* begin *
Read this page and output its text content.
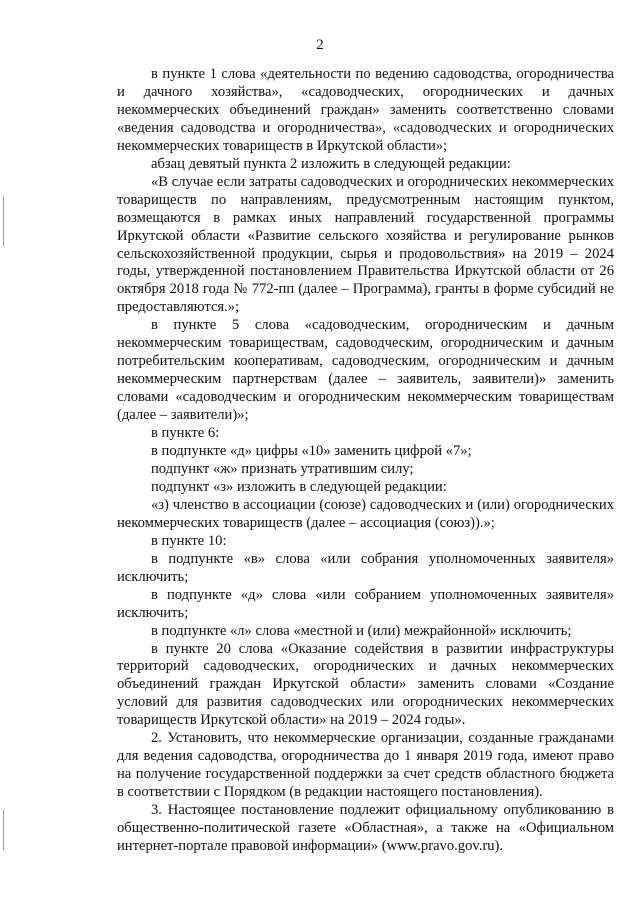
2

в пункте 1 слова «деятельности по ведению садоводства, огородничества и дачного хозяйства», «садоводческих, огороднических и дачных некоммерческих объединений граждан» заменить соответственно словами «ведения садоводства и огородничества», «садоводческих и огороднических некоммерческих товариществ в Иркутской области»;

абзац девятый пункта 2 изложить в следующей редакции:

«В случае если затраты садоводческих и огороднических некоммерческих товариществ по направлениям, предусмотренным настоящим пунктом, возмещаются в рамках иных направлений государственной программы Иркутской области «Развитие сельского хозяйства и регулирование рынков сельскохозяйственной продукции, сырья и продовольствия» на 2019 – 2024 годы, утвержденной постановлением Правительства Иркутской области от 26 октября 2018 года № 772-пп (далее – Программа), гранты в форме субсидий не предоставляются.»;

в пункте 5 слова «садоводческим, огородническим и дачным некоммерческим товариществам, садоводческим, огородническим и дачным потребительским кооперативам, садоводческим, огородническим и дачным некоммерческим партнерствам (далее – заявитель, заявители)» заменить словами «садоводческим и огородническим некоммерческим товариществам (далее – заявители)»;

в пункте 6:

в подпункте «д» цифры «10» заменить цифрой «7»;

подпункт «ж» признать утратившим силу;

подпункт «з» изложить в следующей редакции:

«з) членство в ассоциации (союзе) садоводческих и (или) огороднических некоммерческих товариществ (далее – ассоциация (союз)).»;

в пункте 10:

в подпункте «в» слова «или собрания уполномоченных заявителя» исключить;

в подпункте «д» слова «или собранием уполномоченных заявителя» исключить;

в подпункте «л» слова «местной и (или) межрайонной» исключить;

в пункте 20 слова «Оказание содействия в развитии инфраструктуры территорий садоводческих, огороднических и дачных некоммерческих объединений граждан Иркутской области» заменить словами «Создание условий для развития садоводческих или огороднических некоммерческих товариществ Иркутской области» на 2019 – 2024 годы».

2. Установить, что некоммерческие организации, созданные гражданами для ведения садоводства, огородничества до 1 января 2019 года, имеют право на получение государственной поддержки за счет средств областного бюджета в соответствии с Порядком (в редакции настоящего постановления).

3. Настоящее постановление подлежит официальному опубликованию в общественно-политической газете «Областная», а также на «Официальном интернет-портале правовой информации» (www.pravo.gov.ru).
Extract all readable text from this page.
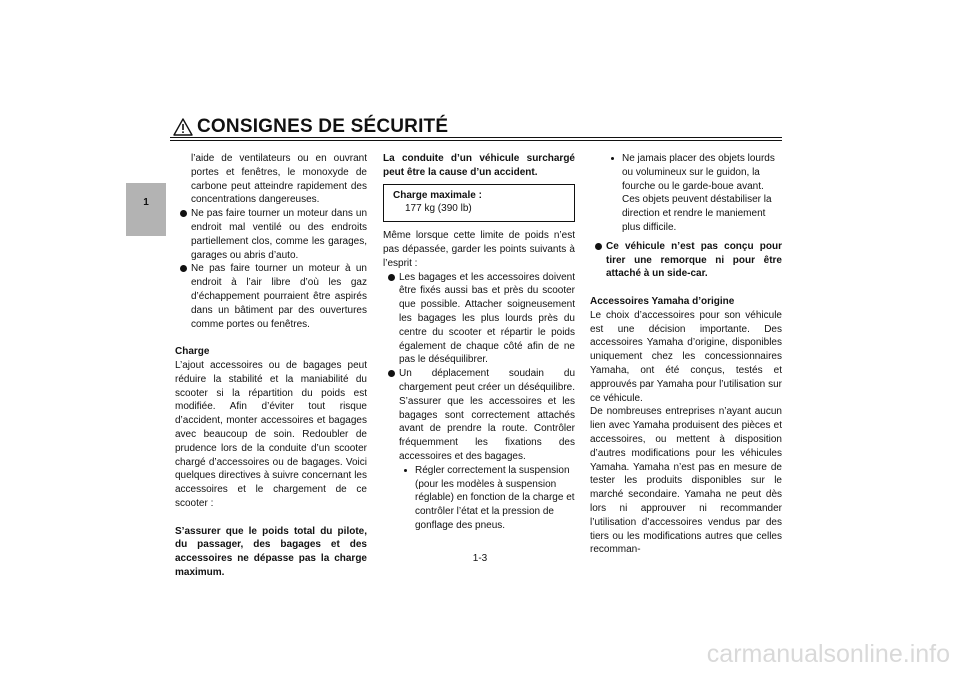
CONSIGNES DE SÉCURITÉ
1

l’aide de ventilateurs ou en ouvrant portes et fenêtres, le monoxyde de carbone peut atteindre rapidement des concentrations dangereuses.

Ne pas faire tourner un moteur dans un endroit mal ventilé ou des endroits partiellement clos, comme les garages, garages ou abris d’auto.

Ne pas faire tourner un moteur à un endroit à l’air libre d’où les gaz d’échappement pourraient être aspirés dans un bâtiment par des ouvertures comme portes ou fenêtres.

Charge

L’ajout accessoires ou de bagages peut réduire la stabilité et la maniabilité du scooter si la répartition du poids est modifiée. Afin d’éviter tout risque d’accident, monter accessoires et bagages avec beaucoup de soin. Redoubler de prudence lors de la conduite d’un scooter chargé d’accessoires ou de bagages. Voici quelques directives à suivre concernant les accessoires et le chargement de ce scooter :

S’assurer que le poids total du pilote, du passager, des bagages et des accessoires ne dépasse pas la charge maximum.

La conduite d’un véhicule surchargé peut être la cause d’un accident.

Charge maximale :
177 kg (390 lb)

Même lorsque cette limite de poids n’est pas dépassée, garder les points suivants à l’esprit :

Les bagages et les accessoires doivent être fixés aussi bas et près du scooter que possible. Attacher soigneusement les bagages les plus lourds près du centre du scooter et répartir le poids également de chaque côté afin de ne pas le déséquilibrer.

Un déplacement soudain du chargement peut créer un déséquilibre. S’assurer que les accessoires et les bagages sont correctement attachés avant de prendre la route. Contrôler fréquemment les fixations des accessoires et des bagages.

Régler correctement la suspension (pour les modèles à suspension réglable) en fonction de la charge et contrôler l’état et la pression de gonflage des pneus.

Ne jamais placer des objets lourds ou volumineux sur le guidon, la fourche ou le garde-boue avant. Ces objets peuvent déstabiliser la direction et rendre le maniement plus difficile.

Ce véhicule n’est pas conçu pour tirer une remorque ni pour être attaché à un side-car.

Accessoires Yamaha d’origine

Le choix d’accessoires pour son véhicule est une décision importante. Des accessoires Yamaha d’origine, disponibles uniquement chez les concessionnaires Yamaha, ont été conçus, testés et approuvés par Yamaha pour l’utilisation sur ce véhicule.

De nombreuses entreprises n’ayant aucun lien avec Yamaha produisent des pièces et accessoires, ou mettent à disposition d’autres modifications pour les véhicules Yamaha. Yamaha n’est pas en mesure de tester les produits disponibles sur le marché secondaire. Yamaha ne peut dès lors ni approuver ni recommander l’utilisation d’accessoires vendus par des tiers ou les modifications autres que celles recomman-

1-3
carmanualsonline.info
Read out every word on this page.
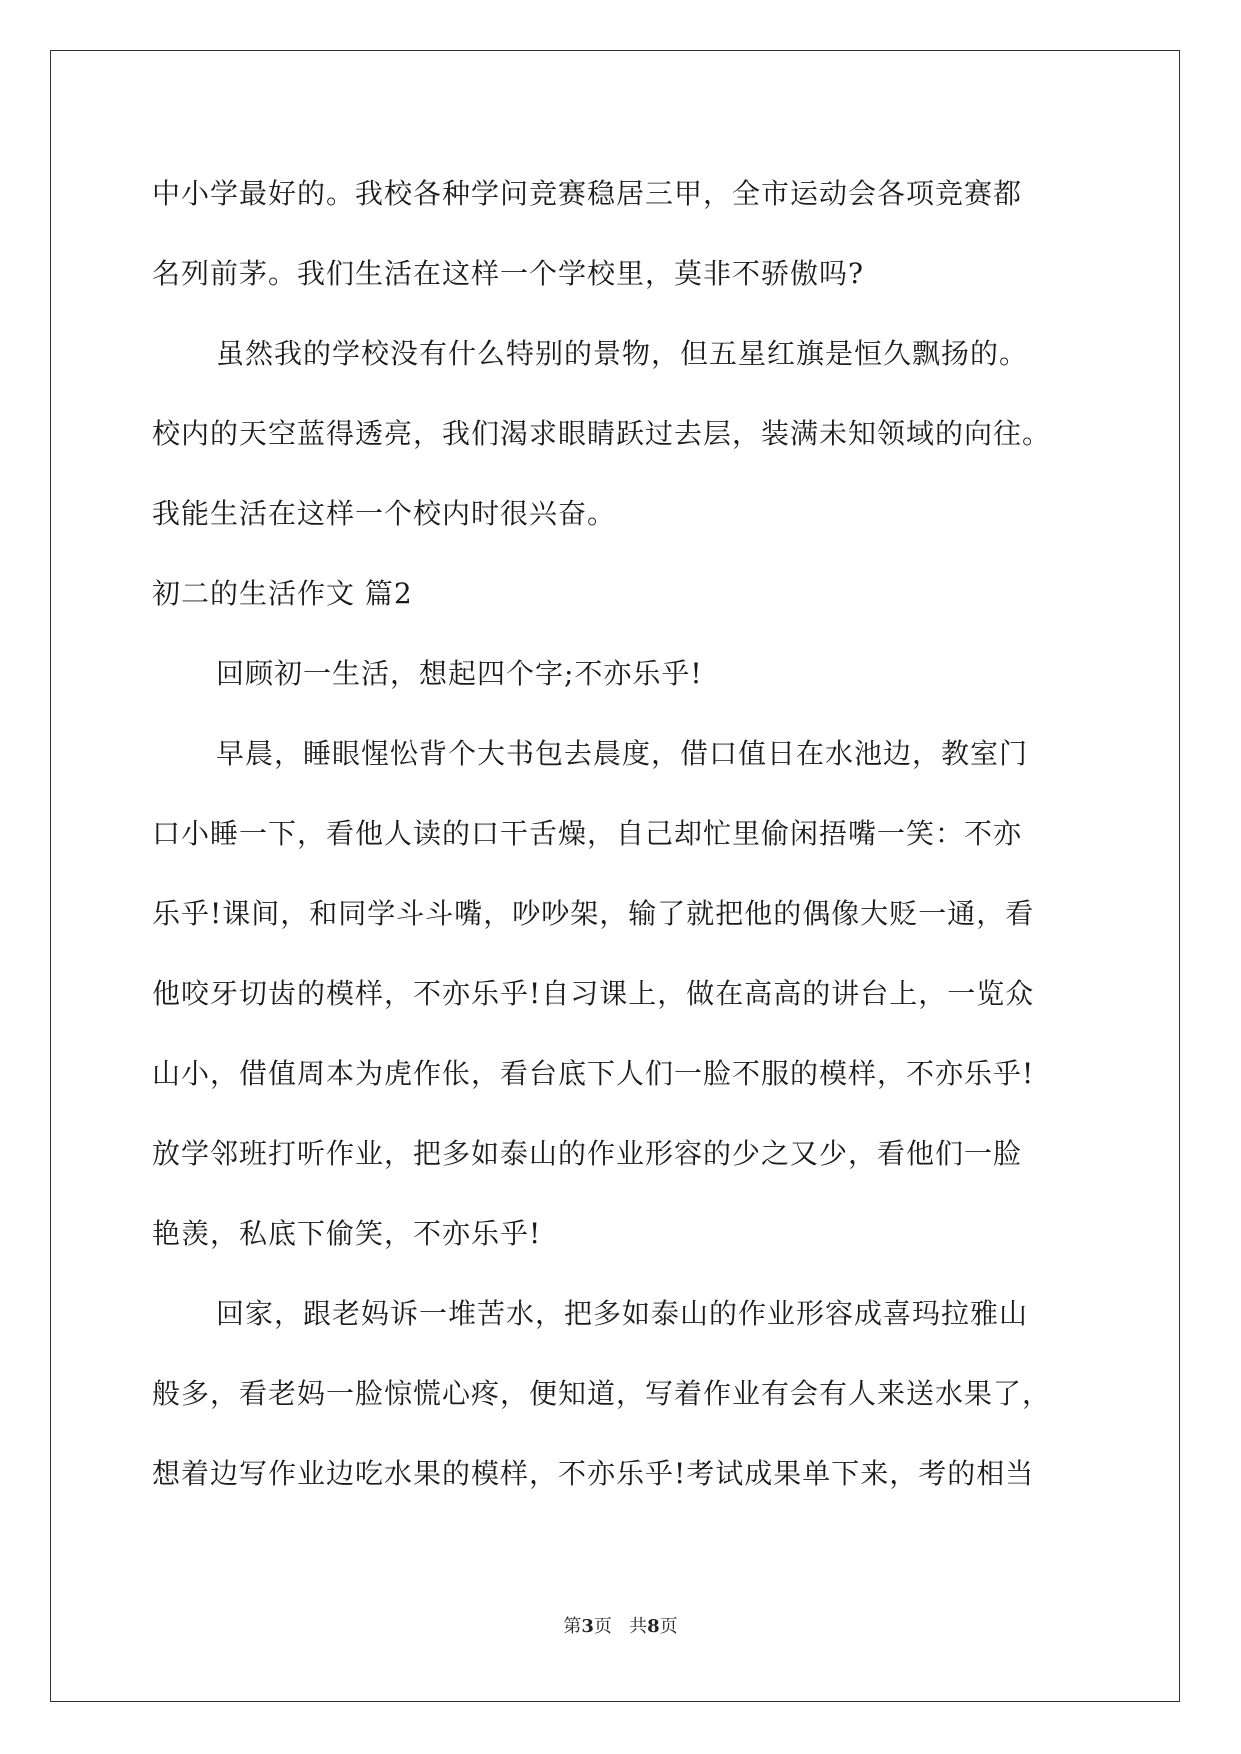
中小学最好的。我校各种学问竞赛稳居三甲，全市运动会各项竞赛都
名列前茅。我们生活在这样一个学校里，莫非不骄傲吗?
虽然我的学校没有什么特别的景物，但五星红旗是恒久飘扬的。
校内的天空蓝得透亮，我们渴求眼睛跃过去层，装满未知领域的向往。
我能生活在这样一个校内时很兴奋。
初二的生活作文 篇2
回顾初一生活，想起四个字;不亦乐乎!
早晨，睡眼惺忪背个大书包去晨度，借口值日在水池边，教室门
口小睡一下，看他人读的口干舌燥，自己却忙里偷闲捂嘴一笑：不亦
乐乎!课间，和同学斗斗嘴，吵吵架，输了就把他的偶像大贬一通，看
他咬牙切齿的模样，不亦乐乎!自习课上，做在高高的讲台上，一览众
山小，借值周本为虎作伥，看台底下人们一脸不服的模样，不亦乐乎!
放学邻班打听作业，把多如泰山的作业形容的少之又少，看他们一脸
艳羡，私底下偷笑，不亦乐乎!
回家，跟老妈诉一堆苦水，把多如泰山的作业形容成喜玛拉雅山
般多，看老妈一脸惊慌心疼，便知道，写着作业有会有人来送水果了，
想着边写作业边吃水果的模样，不亦乐乎!考试成果单下来，考的相当
第3页 共8页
* end *
Aim » Search the entries for the word "portes" and pick out every line that holds it.

Answer to this problem »
l’aide de ventilateurs ou en ouvrant portes et fenêtres, le monoxyde de carbone peut atteindre rapidement des concentrations dangereuses.
Ne pas faire tourner un moteur à un endroit à l’air libre d’où les gaz d’échappement pourraient être aspirés dans un bâtiment par des ouvertures comme portes ou fenêtres.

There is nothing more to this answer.